EXERCISE BRIEF ▸ Images must not appear in your copy; reproduce every other part of the records exactly.

(Recorded data)
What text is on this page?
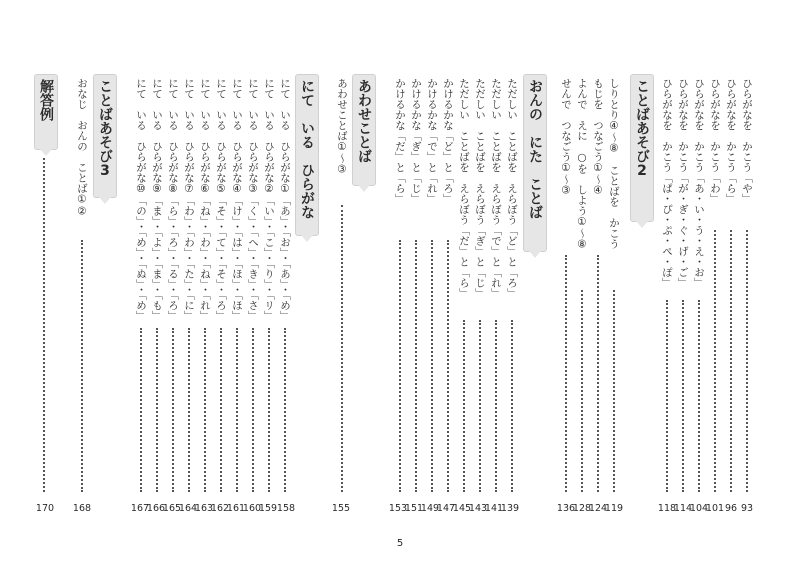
ことばあそび2	ひらがなを　かこう「や」
93
ひらがなを　かこう「ら」
96
ひらがなを　かこう「わ」
101
ひらがなを　かこう「あ・い・う・え・お」
104
ひらがなを　かこう「が・ぎ・ぐ・げ・ご」
114
ひらがなを　かこう「ぱ・ぴ・ぷ・ぺ・ぽ」
118
しりとり④～⑧　ことばを　かこう
119
もじを　つなごう①～④
124
よんで　えに　○を　しよう①～⑧
128
せんで　つなごう①～③
136
おんの　にた　ことば
ただしい　ことばを　えらぼう「ど」と「ろ」
139
ただしい　ことばを　えらぼう「で」と「れ」
141
ただしい　ことばを　えらぼう「ぎ」と「じ」
143
ただしい　ことばを　えらぼう「だ」と「ら」
145
かけるかな「ど」と「ろ」
147
かけるかな「で」と「れ」
149
かけるかな「ぎ」と「じ」
151
かけるかな「だ」と「ら」
153
あわせことば
あわせことば①～③
155
にて　いる　ひらがな
にて　いる　ひらがな①「あ」・「お」・「あ」・「め」
158
にて　いる　ひらがな②「い」・「こ」・「り」・「リ」
159
にて　いる　ひらがな③「く」・「へ」・「き」・「さ」
160
にて　いる　ひらがな④「け」・「は」・「ほ」・「ほ」
161
にて　いる　ひらがな⑤「そ」・「て」・「そ」・「ろ」
162
にて　いる　ひらがな⑥「ね」・「わ」・「ね」・「れ」
163
にて　いる　ひらがな⑦「わ」・「わ」・「た」・「に」
164
にて　いる　ひらがな⑧「ら」・「ろ」・「る」・「ろ」
165
にて　いる　ひらがな⑨「ま」・「よ」・「ま」・「も」
166
にて　いる　ひらがな⑩「の」・「め」・「ぬ」・「め」
167
ことばあそび3
おなじ　おんの　ことば①②
168
解答例
170
5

TASK RESPONSE ▸
What text is on this page?
ことばあそび2	ひらがなを　かこう「や」
93
ひらがなを　かこう「ら」
96
ひらがなを　かこう「わ」
101
ひらがなを　かこう「あ・い・う・え・お」
104
ひらがなを　かこう「が・ぎ・ぐ・げ・ご」
114
ひらがなを　かこう「ぱ・ぴ・ぷ・ぺ・ぽ」
118
しりとり④～⑧　ことばを　かこう
119
もじを　つなごう①～④
124
よんで　えに　○を　しよう①～⑧
128
せんで　つなごう①～③
136
おんの　にた　ことば
ただしい　ことばを　えらぼう「ど」と「ろ」
139
ただしい　ことばを　えらぼう「で」と「れ」
141
ただしい　ことばを　えらぼう「ぎ」と「じ」
143
ただしい　ことばを　えらぼう「だ」と「ら」
145
かけるかな「ど」と「ろ」
147
かけるかな「で」と「れ」
149
かけるかな「ぎ」と「じ」
151
かけるかな「だ」と「ら」
153
あわせことば
あわせことば①～③
155
にて　いる　ひらがな
にて　いる　ひらがな①「あ」・「お」・「あ」・「め」
158
にて　いる　ひらがな②「い」・「こ」・「り」・「リ」
159
にて　いる　ひらがな③「く」・「へ」・「き」・「さ」
160
にて　いる　ひらがな④「け」・「は」・「ほ」・「ほ」
161
にて　いる　ひらがな⑤「そ」・「て」・「そ」・「ろ」
162
にて　いる　ひらがな⑥「ね」・「わ」・「ね」・「れ」
163
にて　いる　ひらがな⑦「わ」・「わ」・「た」・「に」
164
にて　いる　ひらがな⑧「ら」・「ろ」・「る」・「ろ」
165
にて　いる　ひらがな⑨「ま」・「よ」・「ま」・「も」
166
にて　いる　ひらがな⑩「の」・「め」・「ぬ」・「め」
167
ことばあそび3
おなじ　おんの　ことば①②
168
解答例
170
5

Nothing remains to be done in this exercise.